*RECORDS SHOWN*:
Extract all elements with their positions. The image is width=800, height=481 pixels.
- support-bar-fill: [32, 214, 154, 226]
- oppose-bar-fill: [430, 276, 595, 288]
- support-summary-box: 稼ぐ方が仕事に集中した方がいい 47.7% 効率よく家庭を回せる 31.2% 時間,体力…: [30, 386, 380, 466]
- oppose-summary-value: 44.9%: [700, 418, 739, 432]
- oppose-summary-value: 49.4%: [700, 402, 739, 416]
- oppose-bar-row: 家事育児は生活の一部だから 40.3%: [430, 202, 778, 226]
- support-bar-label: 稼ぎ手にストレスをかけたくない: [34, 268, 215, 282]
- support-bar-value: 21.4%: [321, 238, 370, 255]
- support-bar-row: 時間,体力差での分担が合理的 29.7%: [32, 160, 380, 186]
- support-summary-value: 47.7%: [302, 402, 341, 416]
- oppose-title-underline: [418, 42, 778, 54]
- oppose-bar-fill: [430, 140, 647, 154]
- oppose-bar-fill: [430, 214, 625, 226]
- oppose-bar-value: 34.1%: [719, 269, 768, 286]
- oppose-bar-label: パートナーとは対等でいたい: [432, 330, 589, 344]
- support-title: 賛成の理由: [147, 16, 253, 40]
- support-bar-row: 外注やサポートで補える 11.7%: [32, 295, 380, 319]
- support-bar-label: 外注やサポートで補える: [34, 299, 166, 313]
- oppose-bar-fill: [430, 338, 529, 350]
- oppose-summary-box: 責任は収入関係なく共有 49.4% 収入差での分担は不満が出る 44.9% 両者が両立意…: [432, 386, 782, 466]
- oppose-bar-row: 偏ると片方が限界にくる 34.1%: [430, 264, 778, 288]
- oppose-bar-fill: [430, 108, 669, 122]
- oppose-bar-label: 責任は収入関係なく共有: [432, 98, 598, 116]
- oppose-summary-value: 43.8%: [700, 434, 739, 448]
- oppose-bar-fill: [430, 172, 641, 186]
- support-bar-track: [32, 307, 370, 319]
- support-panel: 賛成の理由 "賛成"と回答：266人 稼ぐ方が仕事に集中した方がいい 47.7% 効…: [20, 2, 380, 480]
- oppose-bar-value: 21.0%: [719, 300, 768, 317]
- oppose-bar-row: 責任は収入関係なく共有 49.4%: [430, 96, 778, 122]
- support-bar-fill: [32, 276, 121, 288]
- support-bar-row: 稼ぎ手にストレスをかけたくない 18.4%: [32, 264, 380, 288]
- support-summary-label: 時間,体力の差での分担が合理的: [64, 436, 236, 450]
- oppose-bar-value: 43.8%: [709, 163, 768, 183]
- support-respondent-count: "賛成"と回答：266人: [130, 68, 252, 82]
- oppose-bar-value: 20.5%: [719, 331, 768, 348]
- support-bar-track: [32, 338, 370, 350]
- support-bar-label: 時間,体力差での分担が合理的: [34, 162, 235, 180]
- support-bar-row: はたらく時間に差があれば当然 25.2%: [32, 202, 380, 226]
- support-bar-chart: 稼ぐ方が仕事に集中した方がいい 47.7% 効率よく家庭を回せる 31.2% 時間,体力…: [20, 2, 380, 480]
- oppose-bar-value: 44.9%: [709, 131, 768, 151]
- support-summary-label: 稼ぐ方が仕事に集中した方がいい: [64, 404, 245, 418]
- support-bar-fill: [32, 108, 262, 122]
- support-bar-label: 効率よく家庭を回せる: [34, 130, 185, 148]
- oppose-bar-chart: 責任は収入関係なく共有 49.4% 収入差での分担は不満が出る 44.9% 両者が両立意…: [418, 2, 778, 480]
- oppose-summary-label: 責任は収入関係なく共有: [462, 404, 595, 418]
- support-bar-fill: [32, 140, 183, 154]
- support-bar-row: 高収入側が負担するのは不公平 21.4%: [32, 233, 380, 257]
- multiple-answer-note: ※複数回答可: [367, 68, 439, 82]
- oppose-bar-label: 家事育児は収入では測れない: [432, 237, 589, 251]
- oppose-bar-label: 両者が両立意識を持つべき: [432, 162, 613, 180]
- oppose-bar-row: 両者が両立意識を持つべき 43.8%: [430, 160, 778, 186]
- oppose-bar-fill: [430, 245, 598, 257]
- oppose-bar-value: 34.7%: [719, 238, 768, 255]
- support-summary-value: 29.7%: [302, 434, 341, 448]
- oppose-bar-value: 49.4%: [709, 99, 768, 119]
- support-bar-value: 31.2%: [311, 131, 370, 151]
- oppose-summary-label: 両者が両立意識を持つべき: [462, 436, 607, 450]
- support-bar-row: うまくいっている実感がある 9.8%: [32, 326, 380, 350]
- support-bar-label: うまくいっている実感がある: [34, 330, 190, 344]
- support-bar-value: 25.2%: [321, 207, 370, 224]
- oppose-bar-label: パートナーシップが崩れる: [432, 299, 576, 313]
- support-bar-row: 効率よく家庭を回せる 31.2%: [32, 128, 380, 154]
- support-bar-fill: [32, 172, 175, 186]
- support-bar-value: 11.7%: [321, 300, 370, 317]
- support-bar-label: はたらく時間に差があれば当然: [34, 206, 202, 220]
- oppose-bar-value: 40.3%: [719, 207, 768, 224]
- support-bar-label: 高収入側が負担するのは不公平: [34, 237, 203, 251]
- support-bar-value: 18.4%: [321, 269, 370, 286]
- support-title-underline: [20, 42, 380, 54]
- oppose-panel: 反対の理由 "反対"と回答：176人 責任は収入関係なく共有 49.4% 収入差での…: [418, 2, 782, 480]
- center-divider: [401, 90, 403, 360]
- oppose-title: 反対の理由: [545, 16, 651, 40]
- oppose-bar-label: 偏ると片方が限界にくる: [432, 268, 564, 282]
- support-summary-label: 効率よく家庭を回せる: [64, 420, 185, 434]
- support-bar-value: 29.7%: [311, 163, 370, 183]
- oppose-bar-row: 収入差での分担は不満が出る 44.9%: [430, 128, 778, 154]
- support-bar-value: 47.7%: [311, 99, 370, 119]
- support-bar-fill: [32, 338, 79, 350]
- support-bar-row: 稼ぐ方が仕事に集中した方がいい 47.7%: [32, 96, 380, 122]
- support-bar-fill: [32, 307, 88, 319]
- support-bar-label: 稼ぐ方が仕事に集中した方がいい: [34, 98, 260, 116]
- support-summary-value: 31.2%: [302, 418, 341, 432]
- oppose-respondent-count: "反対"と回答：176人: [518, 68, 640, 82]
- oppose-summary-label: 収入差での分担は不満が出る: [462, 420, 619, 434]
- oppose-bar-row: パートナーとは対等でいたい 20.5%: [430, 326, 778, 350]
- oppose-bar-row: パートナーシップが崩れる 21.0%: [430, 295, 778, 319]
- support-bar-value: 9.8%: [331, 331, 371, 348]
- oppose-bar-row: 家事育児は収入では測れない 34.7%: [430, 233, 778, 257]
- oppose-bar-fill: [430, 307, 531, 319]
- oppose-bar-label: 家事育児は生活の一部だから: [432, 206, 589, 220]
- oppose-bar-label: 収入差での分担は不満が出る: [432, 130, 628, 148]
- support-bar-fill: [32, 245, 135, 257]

*WHAT THE TASK ASKS*: Give every line of the records above as a Markdown table with the columns "Row" and "Record line", numbering each row and leaving out any blank lines.

*FINISHED TASK*:
| Row | Record line |
|---|---|
| 1 | Extract all elements with their positions. The image is width=800, height=481 pixels. |
| 2 | - support-bar-fill: [32, 214, 154, 226] |
| 3 | - oppose-bar-fill: [430, 276, 595, 288] |
| 4 | - support-summary-box: 稼ぐ方が仕事に集中した方がいい 47.7% 効率よく家庭を回せる 31.2% 時間,体力…: [30, 386, 380, 466] |
| 5 | - oppose-summary-value: 44.9%: [700, 418, 739, 432] |
| 6 | - oppose-summary-value: 49.4%: [700, 402, 739, 416] |
| 7 | - oppose-bar-row: 家事育児は生活の一部だから 40.3%: [430, 202, 778, 226] |
| 8 | - support-bar-label: 稼ぎ手にストレスをかけたくない: [34, 268, 215, 282] |
| 9 | - support-bar-value: 21.4%: [321, 238, 370, 255] |
| 10 | - support-bar-row: 時間,体力差での分担が合理的 29.7%: [32, 160, 380, 186] |
| 11 | - support-summary-value: 47.7%: [302, 402, 341, 416] |
| 12 | - oppose-title-underline: [418, 42, 778, 54] |
| 13 | - oppose-bar-fill: [430, 140, 647, 154] |
| 14 | - oppose-bar-fill: [430, 214, 625, 226] |
| 15 | - oppose-bar-value: 34.1%: [719, 269, 768, 286] |
| 16 | - oppose-bar-label: パートナーとは対等でいたい: [432, 330, 589, 344] |
| 17 | - support-title: 賛成の理由: [147, 16, 253, 40] |
| 18 | - support-bar-row: 外注やサポートで補える 11.7%: [32, 295, 380, 319] |
| 19 | - support-bar-label: 外注やサポートで補える: [34, 299, 166, 313] |
| 20 | - oppose-bar-fill: [430, 338, 529, 350] |
| 21 | - oppose-summary-box: 責任は収入関係なく共有 49.4% 収入差での分担は不満が出る 44.9% 両者が両立意…: [432, 386, 782, 466] |
| 22 | - oppose-bar-row: 偏ると片方が限界にくる 34.1%: [430, 264, 778, 288] |
| 23 | - oppose-bar-fill: [430, 108, 669, 122] |
| 24 | - oppose-bar-label: 責任は収入関係なく共有: [432, 98, 598, 116] |
| 25 | - oppose-summary-value: 43.8%: [700, 434, 739, 448] |
| 26 | - oppose-bar-fill: [430, 172, 641, 186] |
| 27 | - support-bar-track: [32, 307, 370, 319] |
| 28 | - support-panel: 賛成の理由 "賛成"と回答：266人 稼ぐ方が仕事に集中した方がいい 47.7% 効…: [20, 2, 380, 480] |
| 29 | - oppose-bar-value: 21.0%: [719, 300, 768, 317] |
| 30 | - oppose-bar-row: 責任は収入関係なく共有 49.4%: [430, 96, 778, 122] |
| 31 | - support-bar-fill: [32, 276, 121, 288] |
| 32 | - support-bar-row: 稼ぎ手にストレスをかけたくない 18.4%: [32, 264, 380, 288] |
| 33 | - support-summary-label: 時間,体力の差での分担が合理的: [64, 436, 236, 450] |
| 34 | - oppose-bar-value: 43.8%: [709, 163, 768, 183] |
| 35 | - support-respondent-count: "賛成"と回答：266人: [130, 68, 252, 82] |
| 36 | - oppose-bar-value: 20.5%: [719, 331, 768, 348] |
| 37 | - support-bar-track: [32, 338, 370, 350] |
| 38 | - support-bar-label: 時間,体力差での分担が合理的: [34, 162, 235, 180] |
| 39 | - support-bar-row: はたらく時間に差があれば当然 25.2%: [32, 202, 380, 226] |
| 40 | - support-bar-chart: 稼ぐ方が仕事に集中した方がいい 47.7% 効率よく家庭を回せる 31.2% 時間,体力…: [20, 2, 380, 480] |
| 41 | - oppose-bar-value: 44.9%: [709, 131, 768, 151] |
| 42 | - support-summary-label: 稼ぐ方が仕事に集中した方がいい: [64, 404, 245, 418] |
| 43 | - support-bar-fill: [32, 108, 262, 122] |
| 44 | - support-bar-label: 効率よく家庭を回せる: [34, 130, 185, 148] |
| 45 | - oppose-bar-chart: 責任は収入関係なく共有 49.4% 収入差での分担は不満が出る 44.9% 両者が両立意…: [418, 2, 778, 480] |
| 46 | - oppose-summary-label: 責任は収入関係なく共有: [462, 404, 595, 418] |
| 47 | - support-bar-fill: [32, 140, 183, 154] |
| 48 | - support-bar-row: 高収入側が負担するのは不公平 21.4%: [32, 233, 380, 257] |
| 49 | - multiple-answer-note: ※複数回答可: [367, 68, 439, 82] |
| 50 | - oppose-bar-label: 家事育児は収入では測れない: [432, 237, 589, 251] |
| 51 | - oppose-bar-label: 両者が両立意識を持つべき: [432, 162, 613, 180] |
| 52 | - oppose-bar-row: 両者が両立意識を持つべき 43.8%: [430, 160, 778, 186] |
| 53 | - oppose-bar-fill: [430, 245, 598, 257] |
| 54 | - oppose-bar-value: 34.7%: [719, 238, 768, 255] |
| 55 | - support-summary-value: 29.7%: [302, 434, 341, 448] |
| 56 | - oppose-bar-value: 49.4%: [709, 99, 768, 119] |
| 57 | - support-bar-value: 31.2%: [311, 131, 370, 151] |
| 58 | - oppose-summary-label: 両者が両立意識を持つべき: [462, 436, 607, 450] |
| 59 | - support-bar-row: うまくいっている実感がある 9.8%: [32, 326, 380, 350] |
| 60 | - support-bar-label: うまくいっている実感がある: [34, 330, 190, 344] |
| 61 | - support-bar-value: 25.2%: [321, 207, 370, 224] |
| 62 | - oppose-bar-label: パートナーシップが崩れる: [432, 299, 576, 313] |
| 63 | - support-bar-row: 効率よく家庭を回せる 31.2%: [32, 128, 380, 154] |
| 64 | - support-bar-fill: [32, 172, 175, 186] |
| 65 | - support-bar-value: 11.7%: [321, 300, 370, 317] |
| 66 | - support-bar-label: はたらく時間に差があれば当然: [34, 206, 202, 220] |
| 67 | - oppose-bar-value: 40.3%: [719, 207, 768, 224] |
| 68 | - support-bar-label: 高収入側が負担するのは不公平: [34, 237, 203, 251] |
| 69 | - support-bar-value: 18.4%: [321, 269, 370, 286] |
| 70 | - support-title-underline: [20, 42, 380, 54] |
| 71 | - oppose-panel: 反対の理由 "反対"と回答：176人 責任は収入関係なく共有 49.4% 収入差での…: [418, 2, 782, 480] |
| 72 | - center-divider: [401, 90, 403, 360] |
| 73 | - oppose-title: 反対の理由: [545, 16, 651, 40] |
| 74 | - oppose-bar-label: 偏ると片方が限界にくる: [432, 268, 564, 282] |
| 75 | - support-summary-label: 効率よく家庭を回せる: [64, 420, 185, 434] |
| 76 | - support-bar-value: 29.7%: [311, 163, 370, 183] |
| 77 | - oppose-bar-row: 収入差での分担は不満が出る 44.9%: [430, 128, 778, 154] |
| 78 | - support-bar-value: 47.7%: [311, 99, 370, 119] |
| 79 | - support-bar-fill: [32, 338, 79, 350] |
| 80 | - support-bar-row: 稼ぐ方が仕事に集中した方がいい 47.7%: [32, 96, 380, 122] |
| 81 | - support-bar-fill: [32, 307, 88, 319] |
| 82 | - support-bar-label: 稼ぐ方が仕事に集中した方がいい: [34, 98, 260, 116] |
| 83 | - support-summary-value: 31.2%: [302, 418, 341, 432] |
| 84 | - oppose-respondent-count: "反対"と回答：176人: [518, 68, 640, 82] |
| 85 | - oppose-summary-label: 収入差での分担は不満が出る: [462, 420, 619, 434] |
| 86 | - oppose-bar-row: パートナーとは対等でいたい 20.5%: [430, 326, 778, 350] |
| 87 | - oppose-bar-row: パートナーシップが崩れる 21.0%: [430, 295, 778, 319] |
| 88 | - support-bar-value: 9.8%: [331, 331, 371, 348] |
| 89 | - oppose-bar-row: 家事育児は収入では測れない 34.7%: [430, 233, 778, 257] |
| 90 | - oppose-bar-fill: [430, 307, 531, 319] |
| 91 | - oppose-bar-label: 家事育児は生活の一部だから: [432, 206, 589, 220] |
| 92 | - oppose-bar-label: 収入差での分担は不満が出る: [432, 130, 628, 148] |
| 93 | - support-bar-fill: [32, 245, 135, 257] |